╔══

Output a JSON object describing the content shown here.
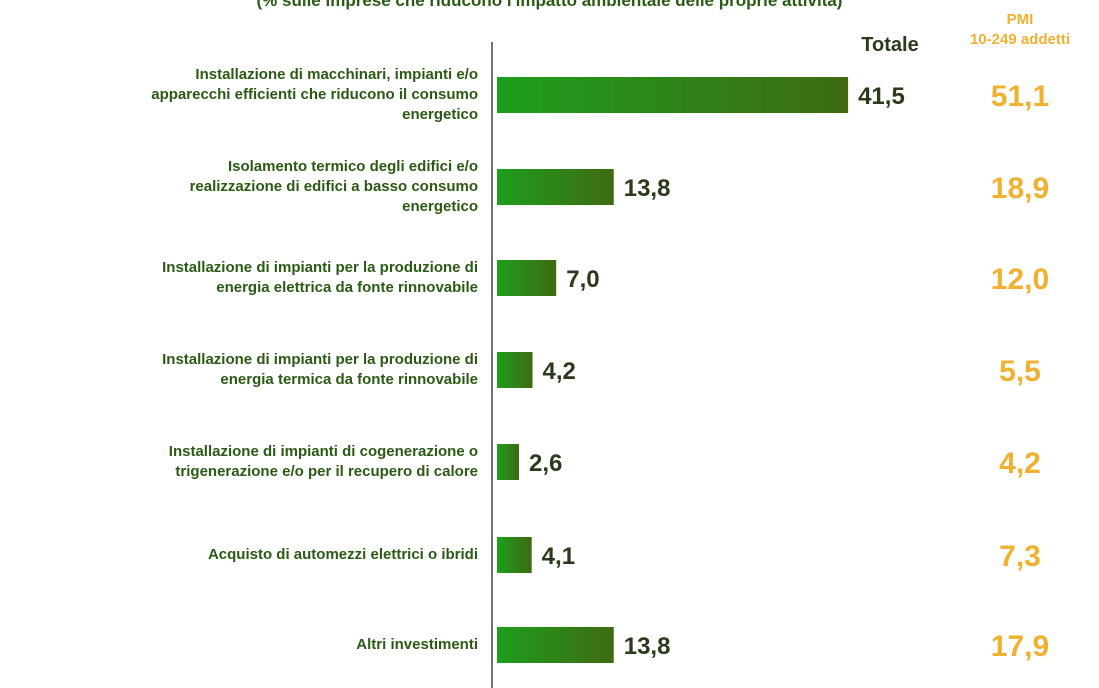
{
  "chart_data": {
    "type": "bar",
    "orientation": "horizontal",
    "subtitle": "(% sulle imprese che riducono l'impatto ambientale delle proprie attività)",
    "categories": [
      "Installazione di macchinari, impianti e/o\napparecchi efficienti che riducono il consumo\nenergetico",
      "Isolamento termico degli edifici e/o\nrealizzazione di edifici a basso consumo\nenergetico",
      "Installazione di impianti per la produzione di\nenergia elettrica da fonte rinnovabile",
      "Installazione di impianti per la produzione di\nenergia termica da fonte rinnovabile",
      "Installazione di impianti di cogenerazione o\ntrigenerazione e/o per il recupero di calore",
      "Acquisto di automezzi elettrici o ibridi",
      "Altri investimenti"
    ],
    "xlim": [
      0,
      50
    ],
    "series": [
      {
        "name": "Totale",
        "color": "#1e9e1e",
        "values": [
          41.5,
          13.8,
          7.0,
          4.2,
          2.6,
          4.1,
          13.8
        ],
        "value_labels": [
          "41,5",
          "13,8",
          "7,0",
          "4,2",
          "2,6",
          "4,1",
          "13,8"
        ]
      },
      {
        "name": "PMI\n10-249 addetti",
        "color": "#f0b030",
        "values": [
          51.1,
          18.9,
          12.0,
          5.5,
          4.2,
          7.3,
          17.9
        ],
        "value_labels": [
          "51,1",
          "18,9",
          "12,0",
          "5,5",
          "4,2",
          "7,3",
          "17,9"
        ]
      }
    ]
  }
}
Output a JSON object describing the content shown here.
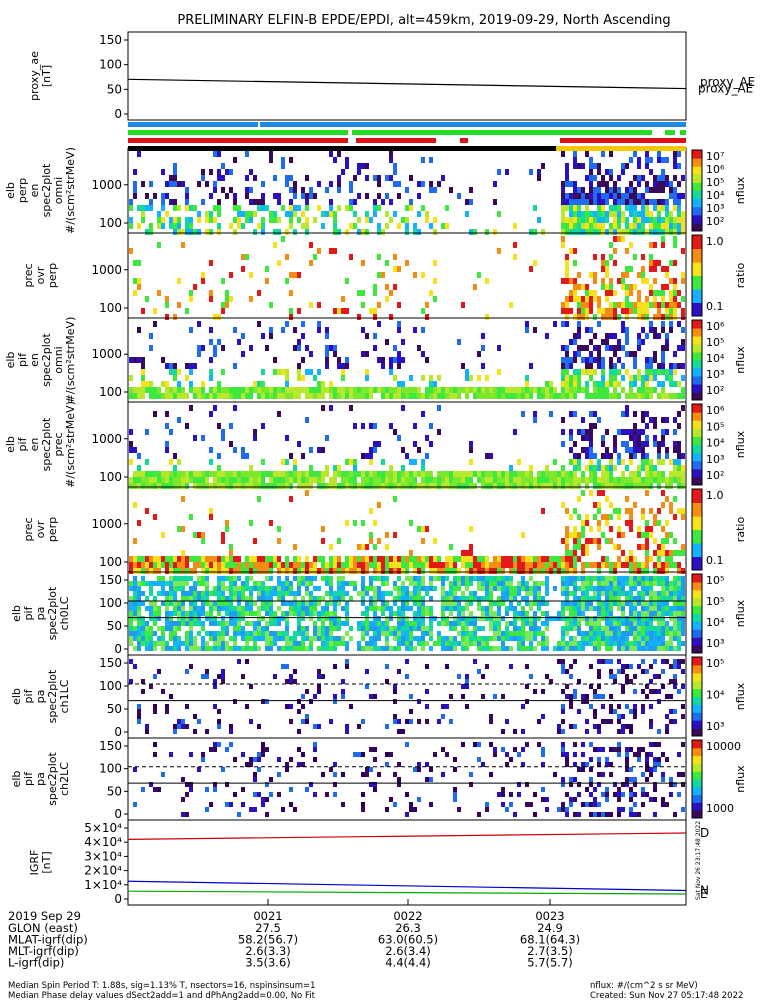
{
  "title": "PRELIMINARY ELFIN-B EPDE/EPDI, alt=459km, 2019-09-29, North Ascending",
  "chart_data": [
    {
      "type": "line",
      "panel": "proxy_ae",
      "ylabel_lines": [
        "proxy_ae",
        "[nT]"
      ],
      "yticks": [
        "0",
        "50",
        "100",
        "150"
      ],
      "ylim": [
        0,
        160
      ],
      "series": [
        {
          "name": "proxy_AE",
          "color": "#000000",
          "y_start": 75,
          "y_end": 55
        }
      ]
    },
    {
      "type": "heatmap",
      "panel": "elb_perp_en",
      "ylabel_lines": [
        "elb",
        "perp",
        "en",
        "spec2plot",
        "omni",
        "#/(scm²strMeV)"
      ],
      "yticks": [
        "100",
        "1000"
      ],
      "colorbar": {
        "labels": [
          "10⁷",
          "10⁶",
          "10⁵",
          "10⁴",
          "10³",
          "10²"
        ],
        "title": "nflux"
      }
    },
    {
      "type": "heatmap",
      "panel": "elb_prec_ovr_perp",
      "ylabel_lines": [
        "prec",
        "ovr",
        "perp"
      ],
      "yticks": [
        "100",
        "1000"
      ],
      "colorbar": {
        "labels": [
          "1.0",
          "0.1"
        ],
        "title": "ratio"
      }
    },
    {
      "type": "heatmap",
      "panel": "elb_pif_en_omni",
      "ylabel_lines": [
        "elb",
        "pif",
        "en",
        "spec2plot",
        "omni",
        "#/(scm²strMeV)"
      ],
      "yticks": [
        "100",
        "1000"
      ],
      "colorbar": {
        "labels": [
          "10⁶",
          "10⁵",
          "10⁴",
          "10³",
          "10²"
        ],
        "title": "nflux"
      }
    },
    {
      "type": "heatmap",
      "panel": "elb_pif_en_prec",
      "ylabel_lines": [
        "elb",
        "pif",
        "en",
        "spec2plot",
        "prec",
        "#/(scm²strMeV)"
      ],
      "yticks": [
        "100",
        "1000"
      ],
      "colorbar": {
        "labels": [
          "10⁶",
          "10⁵",
          "10⁴",
          "10³",
          "10²"
        ],
        "title": "nflux"
      }
    },
    {
      "type": "heatmap",
      "panel": "pif_prec_ovr_perp",
      "ylabel_lines": [
        "prec",
        "ovr",
        "perp"
      ],
      "yticks": [
        "100",
        "1000"
      ],
      "colorbar": {
        "labels": [
          "1.0",
          "0.1"
        ],
        "title": "ratio"
      }
    },
    {
      "type": "heatmap",
      "panel": "pa_ch0LC",
      "ylabel_lines": [
        "elb",
        "pif",
        "pa",
        "spec2plot",
        "ch0LC"
      ],
      "yticks": [
        "0",
        "50",
        "100",
        "150"
      ],
      "colorbar": {
        "labels": [
          "10⁵",
          "10⁵",
          "10⁴",
          "10³"
        ],
        "title": "nflux"
      }
    },
    {
      "type": "heatmap",
      "panel": "pa_ch1LC",
      "ylabel_lines": [
        "elb",
        "pif",
        "pa",
        "spec2plot",
        "ch1LC"
      ],
      "yticks": [
        "0",
        "50",
        "100",
        "150"
      ],
      "colorbar": {
        "labels": [
          "10⁵",
          "10⁴",
          "10³"
        ],
        "title": "nflux"
      }
    },
    {
      "type": "heatmap",
      "panel": "pa_ch2LC",
      "ylabel_lines": [
        "elb",
        "pif",
        "pa",
        "spec2plot",
        "ch2LC"
      ],
      "yticks": [
        "0",
        "50",
        "100",
        "150"
      ],
      "colorbar": {
        "labels": [
          "10000",
          "1000"
        ],
        "title": "nflux"
      }
    },
    {
      "type": "line",
      "panel": "igrf",
      "ylabel_lines": [
        "IGRF",
        "[nT]"
      ],
      "yticks": [
        "0",
        "1×10⁴",
        "2×10⁴",
        "3×10⁴",
        "4×10⁴",
        "5×10⁴"
      ],
      "ylim": [
        0,
        50000
      ],
      "series": [
        {
          "name": "D",
          "color": "#cc0000",
          "y_start": 42000,
          "y_end": 46500
        },
        {
          "name": "N",
          "color": "#0000cc",
          "y_start": 12500,
          "y_end": 6000
        },
        {
          "name": "E",
          "color": "#00aa00",
          "y_start": 5500,
          "y_end": 3500
        }
      ]
    }
  ],
  "side_stamp": "Sat Nov 26 23:17:48 2022",
  "footer": {
    "date": "2019 Sep 29",
    "ticks": [
      "0021",
      "0022",
      "0023"
    ],
    "rows": [
      {
        "label": "GLON (east)",
        "values": [
          "27.5",
          "26.3",
          "24.9"
        ]
      },
      {
        "label": "MLAT-igrf(dip)",
        "values": [
          "58.2(56.7)",
          "63.0(60.5)",
          "68.1(64.3)"
        ]
      },
      {
        "label": "MLT-igrf(dip)",
        "values": [
          "2.6(3.3)",
          "2.6(3.4)",
          "2.7(3.5)"
        ]
      },
      {
        "label": "L-igrf(dip)",
        "values": [
          "3.5(3.6)",
          "4.4(4.4)",
          "5.7(5.7)"
        ]
      }
    ],
    "note1": "Median Spin Period T: 1.88s, sig=1.13% T, nsectors=16, nspinsinsum=1",
    "note2": "Median Phase delay values dSect2add=1 and dPhAng2add=0.00, No Fit",
    "units": "nflux: #/(cm^2 s sr MeV)",
    "created": "Created: Sun Nov 27 05:17:48 2022"
  }
}
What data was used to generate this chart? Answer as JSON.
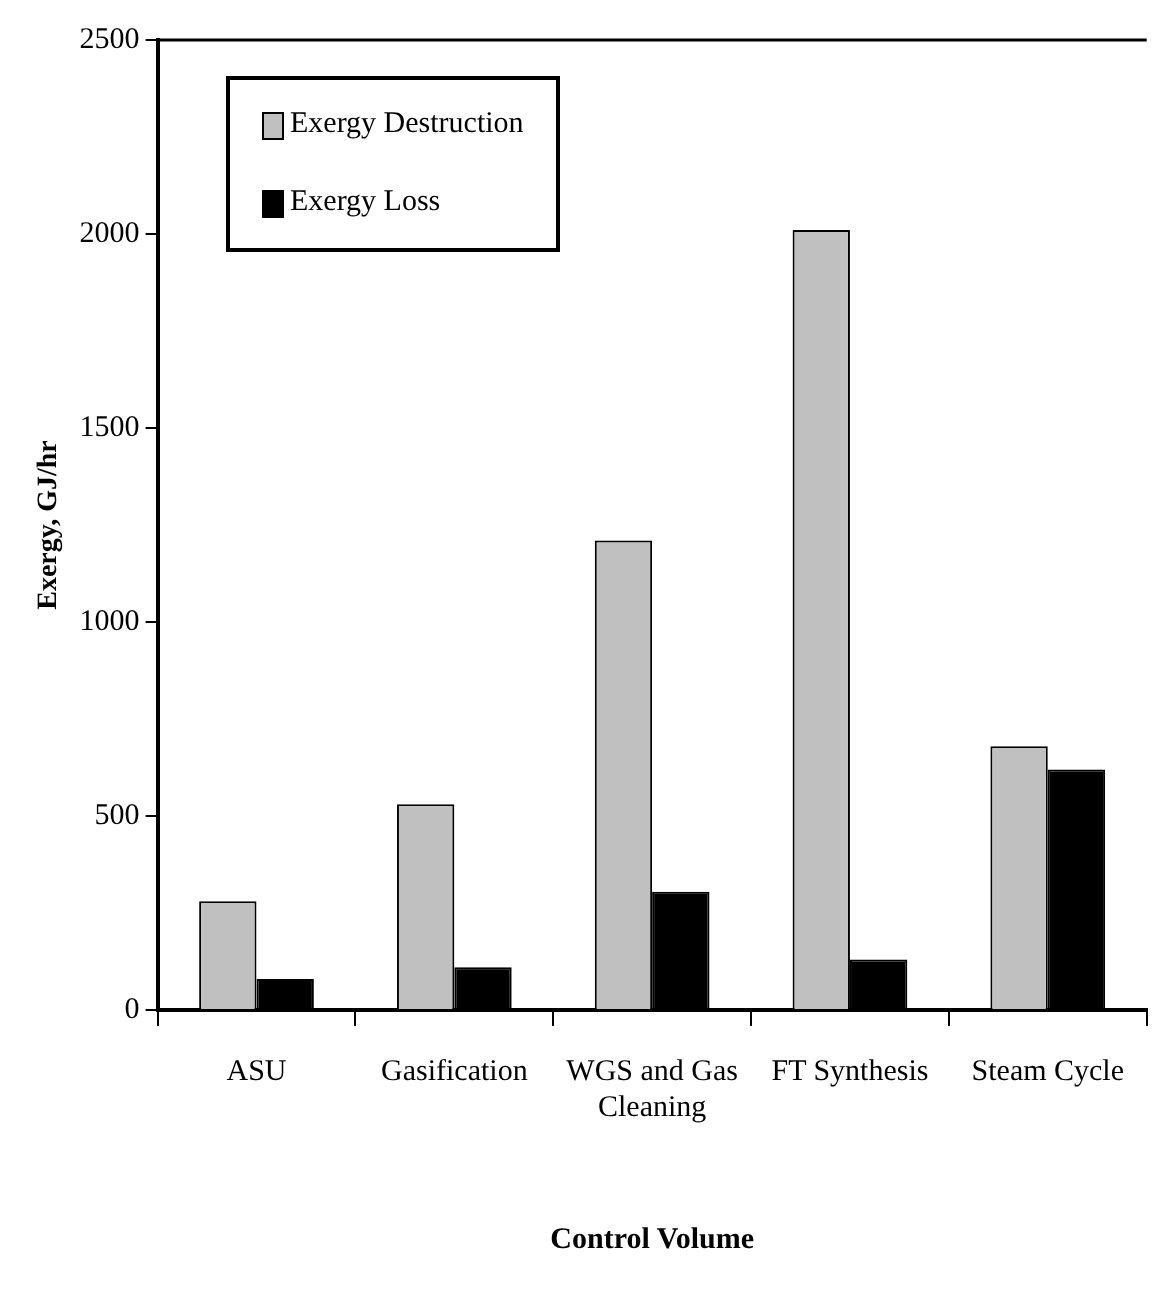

╚══

Stated problem: From the material above, reproduce everything verbatim except the pictures.

Response:
Output a JSON object describing the content shown here.
{
  "chart_data": {
    "type": "bar",
    "orientation": "horizontal",
    "subtitle": "(% sulle imprese che riducono l'impatto ambientale delle proprie attività)",
    "categories": [
      "Installazione di macchinari, impianti e/o\napparecchi efficienti che riducono il consumo\nenergetico",
      "Isolamento termico degli edifici e/o\nrealizzazione di edifici a basso consumo\nenergetico",
      "Installazione di impianti per la produzione di\nenergia elettrica da fonte rinnovabile",
      "Installazione di impianti per la produzione di\nenergia termica da fonte rinnovabile",
      "Installazione di impianti di cogenerazione o\ntrigenerazione e/o per il recupero di calore",
      "Acquisto di automezzi elettrici o ibridi",
      "Altri investimenti"
    ],
    "xlim": [
      0,
      50
    ],
    "series": [
      {
        "name": "Totale",
        "color": "#1e9e1e",
        "values": [
          41.5,
          13.8,
          7.0,
          4.2,
          2.6,
          4.1,
          13.8
        ],
        "value_labels": [
          "41,5",
          "13,8",
          "7,0",
          "4,2",
          "2,6",
          "4,1",
          "13,8"
        ]
      },
      {
        "name": "PMI\n10-249 addetti",
        "color": "#f0b030",
        "values": [
          51.1,
          18.9,
          12.0,
          5.5,
          4.2,
          7.3,
          17.9
        ],
        "value_labels": [
          "51,1",
          "18,9",
          "12,0",
          "5,5",
          "4,2",
          "7,3",
          "17,9"
        ]
      }
    ]
  }
}
Output a JSON object describing the content shown here.
{
  "title": "PRELIMINARY ELFIN-B EPDE/EPDI, alt=459km, 2019-09-29, North Ascending",
  "chart_data": [
    {
      "type": "line",
      "panel": "proxy_ae",
      "ylabel_lines": [
        "proxy_ae",
        "[nT]"
      ],
      "yticks": [
        "0",
        "50",
        "100",
        "150"
      ],
      "ylim": [
        0,
        160
      ],
      "series": [
        {
          "name": "proxy_AE",
          "color": "#000000",
          "y_start": 75,
          "y_end": 55
        }
      ]
    },
    {
      "type": "heatmap",
      "panel": "elb_perp_en",
      "ylabel_lines": [
        "elb",
        "perp",
        "en",
        "spec2plot",
        "omni",
        "#/(scm²strMeV)"
      ],
      "yticks": [
        "100",
        "1000"
      ],
      "colorbar": {
        "labels": [
          "10⁷",
          "10⁶",
          "10⁵",
          "10⁴",
          "10³",
          "10²"
        ],
        "title": "nflux"
      }
    },
    {
      "type": "heatmap",
      "panel": "elb_prec_ovr_perp",
      "ylabel_lines": [
        "prec",
        "ovr",
        "perp"
      ],
      "yticks": [
        "100",
        "1000"
      ],
      "colorbar": {
        "labels": [
          "1.0",
          "0.1"
        ],
        "title": "ratio"
      }
    },
    {
      "type": "heatmap",
      "panel": "elb_pif_en_omni",
      "ylabel_lines": [
        "elb",
        "pif",
        "en",
        "spec2plot",
        "omni",
        "#/(scm²strMeV)"
      ],
      "yticks": [
        "100",
        "1000"
      ],
      "colorbar": {
        "labels": [
          "10⁶",
          "10⁵",
          "10⁴",
          "10³",
          "10²"
        ],
        "title": "nflux"
      }
    },
    {
      "type": "heatmap",
      "panel": "elb_pif_en_prec",
      "ylabel_lines": [
        "elb",
        "pif",
        "en",
        "spec2plot",
        "prec",
        "#/(scm²strMeV)"
      ],
      "yticks": [
        "100",
        "1000"
      ],
      "colorbar": {
        "labels": [
          "10⁶",
          "10⁵",
          "10⁴",
          "10³",
          "10²"
        ],
        "title": "nflux"
      }
    },
    {
      "type": "heatmap",
      "panel": "pif_prec_ovr_perp",
      "ylabel_lines": [
        "prec",
        "ovr",
        "perp"
      ],
      "yticks": [
        "100",
        "1000"
      ],
      "colorbar": {
        "labels": [
          "1.0",
          "0.1"
        ],
        "title": "ratio"
      }
    },
    {
      "type": "heatmap",
      "panel": "pa_ch0LC",
      "ylabel_lines": [
        "elb",
        "pif",
        "pa",
        "spec2plot",
        "ch0LC"
      ],
      "yticks": [
        "0",
        "50",
        "100",
        "150"
      ],
      "colorbar": {
        "labels": [
          "10⁵",
          "10⁵",
          "10⁴",
          "10³"
        ],
        "title": "nflux"
      }
    },
    {
      "type": "heatmap",
      "panel": "pa_ch1LC",
      "ylabel_lines": [
        "elb",
        "pif",
        "pa",
        "spec2plot",
        "ch1LC"
      ],
      "yticks": [
        "0",
        "50",
        "100",
        "150"
      ],
      "colorbar": {
        "labels": [
          "10⁵",
          "10⁴",
          "10³"
        ],
        "title": "nflux"
      }
    },
    {
      "type": "heatmap",
      "panel": "pa_ch2LC",
      "ylabel_lines": [
        "elb",
        "pif",
        "pa",
        "spec2plot",
        "ch2LC"
      ],
      "yticks": [
        "0",
        "50",
        "100",
        "150"
      ],
      "colorbar": {
        "labels": [
          "10000",
          "1000"
        ],
        "title": "nflux"
      }
    },
    {
      "type": "line",
      "panel": "igrf",
      "ylabel_lines": [
        "IGRF",
        "[nT]"
      ],
      "yticks": [
        "0",
        "1×10⁴",
        "2×10⁴",
        "3×10⁴",
        "4×10⁴",
        "5×10⁴"
      ],
      "ylim": [
        0,
        50000
      ],
      "series": [
        {
          "name": "D",
          "color": "#cc0000",
          "y_start": 42000,
          "y_end": 46500
        },
        {
          "name": "N",
          "color": "#0000cc",
          "y_start": 12500,
          "y_end": 6000
        },
        {
          "name": "E",
          "color": "#00aa00",
          "y_start": 5500,
          "y_end": 3500
        }
      ]
    }
  ],
  "side_stamp": "Sat Nov 26 23:17:48 2022",
  "footer": {
    "date": "2019 Sep 29",
    "ticks": [
      "0021",
      "0022",
      "0023"
    ],
    "rows": [
      {
        "label": "GLON (east)",
        "values": [
          "27.5",
          "26.3",
          "24.9"
        ]
      },
      {
        "label": "MLAT-igrf(dip)",
        "values": [
          "58.2(56.7)",
          "63.0(60.5)",
          "68.1(64.3)"
        ]
      },
      {
        "label": "MLT-igrf(dip)",
        "values": [
          "2.6(3.3)",
          "2.6(3.4)",
          "2.7(3.5)"
        ]
      },
      {
        "label": "L-igrf(dip)",
        "values": [
          "3.5(3.6)",
          "4.4(4.4)",
          "5.7(5.7)"
        ]
      }
    ],
    "note1": "Median Spin Period T: 1.88s, sig=1.13% T, nsectors=16, nspinsinsum=1",
    "note2": "Median Phase delay values dSect2add=1 and dPhAng2add=0.00, No Fit",
    "units": "nflux: #/(cm^2 s sr MeV)",
    "created": "Created: Sun Nov 27 05:17:48 2022"
  }
}
What data was used to generate this chart? Answer as JSON.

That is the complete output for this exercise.